# Information given:
┌──
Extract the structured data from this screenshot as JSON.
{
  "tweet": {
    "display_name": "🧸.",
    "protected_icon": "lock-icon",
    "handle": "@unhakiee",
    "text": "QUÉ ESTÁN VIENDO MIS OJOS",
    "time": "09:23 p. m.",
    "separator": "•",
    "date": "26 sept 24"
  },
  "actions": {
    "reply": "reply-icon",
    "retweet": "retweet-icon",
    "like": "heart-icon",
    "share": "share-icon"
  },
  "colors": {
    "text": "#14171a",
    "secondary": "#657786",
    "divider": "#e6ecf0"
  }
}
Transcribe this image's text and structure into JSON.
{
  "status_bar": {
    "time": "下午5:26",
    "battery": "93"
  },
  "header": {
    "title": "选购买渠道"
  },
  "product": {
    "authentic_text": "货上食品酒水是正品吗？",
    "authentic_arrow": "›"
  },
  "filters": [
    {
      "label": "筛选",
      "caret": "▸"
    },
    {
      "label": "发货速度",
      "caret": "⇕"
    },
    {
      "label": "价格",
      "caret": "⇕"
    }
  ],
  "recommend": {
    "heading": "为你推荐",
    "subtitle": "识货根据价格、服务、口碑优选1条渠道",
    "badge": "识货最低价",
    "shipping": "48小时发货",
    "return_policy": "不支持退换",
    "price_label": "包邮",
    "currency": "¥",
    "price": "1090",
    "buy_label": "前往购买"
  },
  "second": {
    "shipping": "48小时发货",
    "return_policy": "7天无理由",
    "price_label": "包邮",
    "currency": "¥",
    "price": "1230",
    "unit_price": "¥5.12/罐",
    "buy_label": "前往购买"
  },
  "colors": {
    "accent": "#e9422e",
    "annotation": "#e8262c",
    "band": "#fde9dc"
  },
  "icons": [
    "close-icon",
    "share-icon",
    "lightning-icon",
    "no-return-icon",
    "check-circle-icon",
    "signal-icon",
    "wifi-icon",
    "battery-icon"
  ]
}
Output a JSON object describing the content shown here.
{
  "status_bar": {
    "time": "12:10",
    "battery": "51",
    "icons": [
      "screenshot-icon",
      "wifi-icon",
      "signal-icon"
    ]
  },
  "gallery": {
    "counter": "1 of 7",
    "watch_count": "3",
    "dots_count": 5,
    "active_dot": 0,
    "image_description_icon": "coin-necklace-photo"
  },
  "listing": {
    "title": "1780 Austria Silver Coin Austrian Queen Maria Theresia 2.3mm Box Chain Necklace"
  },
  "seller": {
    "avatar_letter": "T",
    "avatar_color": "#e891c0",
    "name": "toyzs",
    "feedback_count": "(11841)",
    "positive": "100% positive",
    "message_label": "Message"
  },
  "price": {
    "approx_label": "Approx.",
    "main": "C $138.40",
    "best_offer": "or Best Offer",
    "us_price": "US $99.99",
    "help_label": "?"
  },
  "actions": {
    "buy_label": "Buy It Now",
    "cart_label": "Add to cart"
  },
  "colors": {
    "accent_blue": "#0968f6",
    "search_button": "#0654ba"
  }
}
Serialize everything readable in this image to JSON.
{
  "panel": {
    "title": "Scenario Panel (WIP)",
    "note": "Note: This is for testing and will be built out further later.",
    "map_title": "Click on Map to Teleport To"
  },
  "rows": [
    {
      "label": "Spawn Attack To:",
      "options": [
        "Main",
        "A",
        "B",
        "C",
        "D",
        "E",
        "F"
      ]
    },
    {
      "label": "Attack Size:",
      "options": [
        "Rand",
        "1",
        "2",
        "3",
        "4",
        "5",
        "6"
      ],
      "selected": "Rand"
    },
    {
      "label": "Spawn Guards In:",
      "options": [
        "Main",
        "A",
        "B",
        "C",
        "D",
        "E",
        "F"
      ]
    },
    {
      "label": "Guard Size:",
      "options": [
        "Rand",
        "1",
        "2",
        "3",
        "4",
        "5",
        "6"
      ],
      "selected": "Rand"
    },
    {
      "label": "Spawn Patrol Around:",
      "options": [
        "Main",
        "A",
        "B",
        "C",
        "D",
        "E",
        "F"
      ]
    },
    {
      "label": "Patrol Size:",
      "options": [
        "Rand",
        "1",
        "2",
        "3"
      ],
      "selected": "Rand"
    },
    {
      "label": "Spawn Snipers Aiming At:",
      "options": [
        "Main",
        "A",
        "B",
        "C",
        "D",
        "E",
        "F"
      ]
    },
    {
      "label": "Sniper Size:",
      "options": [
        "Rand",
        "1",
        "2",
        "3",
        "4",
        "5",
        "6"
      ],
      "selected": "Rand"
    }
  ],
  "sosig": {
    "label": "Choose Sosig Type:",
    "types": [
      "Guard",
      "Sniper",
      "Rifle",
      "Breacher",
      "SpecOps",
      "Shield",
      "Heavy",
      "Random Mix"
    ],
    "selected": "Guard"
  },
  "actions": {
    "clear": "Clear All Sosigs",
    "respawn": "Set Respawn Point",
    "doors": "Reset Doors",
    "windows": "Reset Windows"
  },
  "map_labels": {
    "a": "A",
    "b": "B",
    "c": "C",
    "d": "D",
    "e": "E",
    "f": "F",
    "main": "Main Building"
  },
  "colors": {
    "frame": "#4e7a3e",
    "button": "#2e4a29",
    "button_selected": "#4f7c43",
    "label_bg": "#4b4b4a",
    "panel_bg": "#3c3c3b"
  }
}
└──
# Goal of the exercise:
Every record above needs to be repeated word for word.

# The response:
Extract the structured data from this screenshot as JSON.
{
  "tweet": {
    "display_name": "🧸.",
    "protected_icon": "lock-icon",
    "handle": "@unhakiee",
    "text": "QUÉ ESTÁN VIENDO MIS OJOS",
    "time": "09:23 p. m.",
    "separator": "•",
    "date": "26 sept 24"
  },
  "actions": {
    "reply": "reply-icon",
    "retweet": "retweet-icon",
    "like": "heart-icon",
    "share": "share-icon"
  },
  "colors": {
    "text": "#14171a",
    "secondary": "#657786",
    "divider": "#e6ecf0"
  }
}
Transcribe this image's text and structure into JSON.
{
  "status_bar": {
    "time": "下午5:26",
    "battery": "93"
  },
  "header": {
    "title": "选购买渠道"
  },
  "product": {
    "authentic_text": "货上食品酒水是正品吗？",
    "authentic_arrow": "›"
  },
  "filters": [
    {
      "label": "筛选",
      "caret": "▸"
    },
    {
      "label": "发货速度",
      "caret": "⇕"
    },
    {
      "label": "价格",
      "caret": "⇕"
    }
  ],
  "recommend": {
    "heading": "为你推荐",
    "subtitle": "识货根据价格、服务、口碑优选1条渠道",
    "badge": "识货最低价",
    "shipping": "48小时发货",
    "return_policy": "不支持退换",
    "price_label": "包邮",
    "currency": "¥",
    "price": "1090",
    "buy_label": "前往购买"
  },
  "second": {
    "shipping": "48小时发货",
    "return_policy": "7天无理由",
    "price_label": "包邮",
    "currency": "¥",
    "price": "1230",
    "unit_price": "¥5.12/罐",
    "buy_label": "前往购买"
  },
  "colors": {
    "accent": "#e9422e",
    "annotation": "#e8262c",
    "band": "#fde9dc"
  },
  "icons": [
    "close-icon",
    "share-icon",
    "lightning-icon",
    "no-return-icon",
    "check-circle-icon",
    "signal-icon",
    "wifi-icon",
    "battery-icon"
  ]
}
Output a JSON object describing the content shown here.
{
  "status_bar": {
    "time": "12:10",
    "battery": "51",
    "icons": [
      "screenshot-icon",
      "wifi-icon",
      "signal-icon"
    ]
  },
  "gallery": {
    "counter": "1 of 7",
    "watch_count": "3",
    "dots_count": 5,
    "active_dot": 0,
    "image_description_icon": "coin-necklace-photo"
  },
  "listing": {
    "title": "1780 Austria Silver Coin Austrian Queen Maria Theresia 2.3mm Box Chain Necklace"
  },
  "seller": {
    "avatar_letter": "T",
    "avatar_color": "#e891c0",
    "name": "toyzs",
    "feedback_count": "(11841)",
    "positive": "100% positive",
    "message_label": "Message"
  },
  "price": {
    "approx_label": "Approx.",
    "main": "C $138.40",
    "best_offer": "or Best Offer",
    "us_price": "US $99.99",
    "help_label": "?"
  },
  "actions": {
    "buy_label": "Buy It Now",
    "cart_label": "Add to cart"
  },
  "colors": {
    "accent_blue": "#0968f6",
    "search_button": "#0654ba"
  }
}
Serialize everything readable in this image to JSON.
{
  "panel": {
    "title": "Scenario Panel (WIP)",
    "note": "Note: This is for testing and will be built out further later.",
    "map_title": "Click on Map to Teleport To"
  },
  "rows": [
    {
      "label": "Spawn Attack To:",
      "options": [
        "Main",
        "A",
        "B",
        "C",
        "D",
        "E",
        "F"
      ]
    },
    {
      "label": "Attack Size:",
      "options": [
        "Rand",
        "1",
        "2",
        "3",
        "4",
        "5",
        "6"
      ],
      "selected": "Rand"
    },
    {
      "label": "Spawn Guards In:",
      "options": [
        "Main",
        "A",
        "B",
        "C",
        "D",
        "E",
        "F"
      ]
    },
    {
      "label": "Guard Size:",
      "options": [
        "Rand",
        "1",
        "2",
        "3",
        "4",
        "5",
        "6"
      ],
      "selected": "Rand"
    },
    {
      "label": "Spawn Patrol Around:",
      "options": [
        "Main",
        "A",
        "B",
        "C",
        "D",
        "E",
        "F"
      ]
    },
    {
      "label": "Patrol Size:",
      "options": [
        "Rand",
        "1",
        "2",
        "3"
      ],
      "selected": "Rand"
    },
    {
      "label": "Spawn Snipers Aiming At:",
      "options": [
        "Main",
        "A",
        "B",
        "C",
        "D",
        "E",
        "F"
      ]
    },
    {
      "label": "Sniper Size:",
      "options": [
        "Rand",
        "1",
        "2",
        "3",
        "4",
        "5",
        "6"
      ],
      "selected": "Rand"
    }
  ],
  "sosig": {
    "label": "Choose Sosig Type:",
    "types": [
      "Guard",
      "Sniper",
      "Rifle",
      "Breacher",
      "SpecOps",
      "Shield",
      "Heavy",
      "Random Mix"
    ],
    "selected": "Guard"
  },
  "actions": {
    "clear": "Clear All Sosigs",
    "respawn": "Set Respawn Point",
    "doors": "Reset Doors",
    "windows": "Reset Windows"
  },
  "map_labels": {
    "a": "A",
    "b": "B",
    "c": "C",
    "d": "D",
    "e": "E",
    "f": "F",
    "main": "Main Building"
  },
  "colors": {
    "frame": "#4e7a3e",
    "button": "#2e4a29",
    "button_selected": "#4f7c43",
    "label_bg": "#4b4b4a",
    "panel_bg": "#3c3c3b"
  }
}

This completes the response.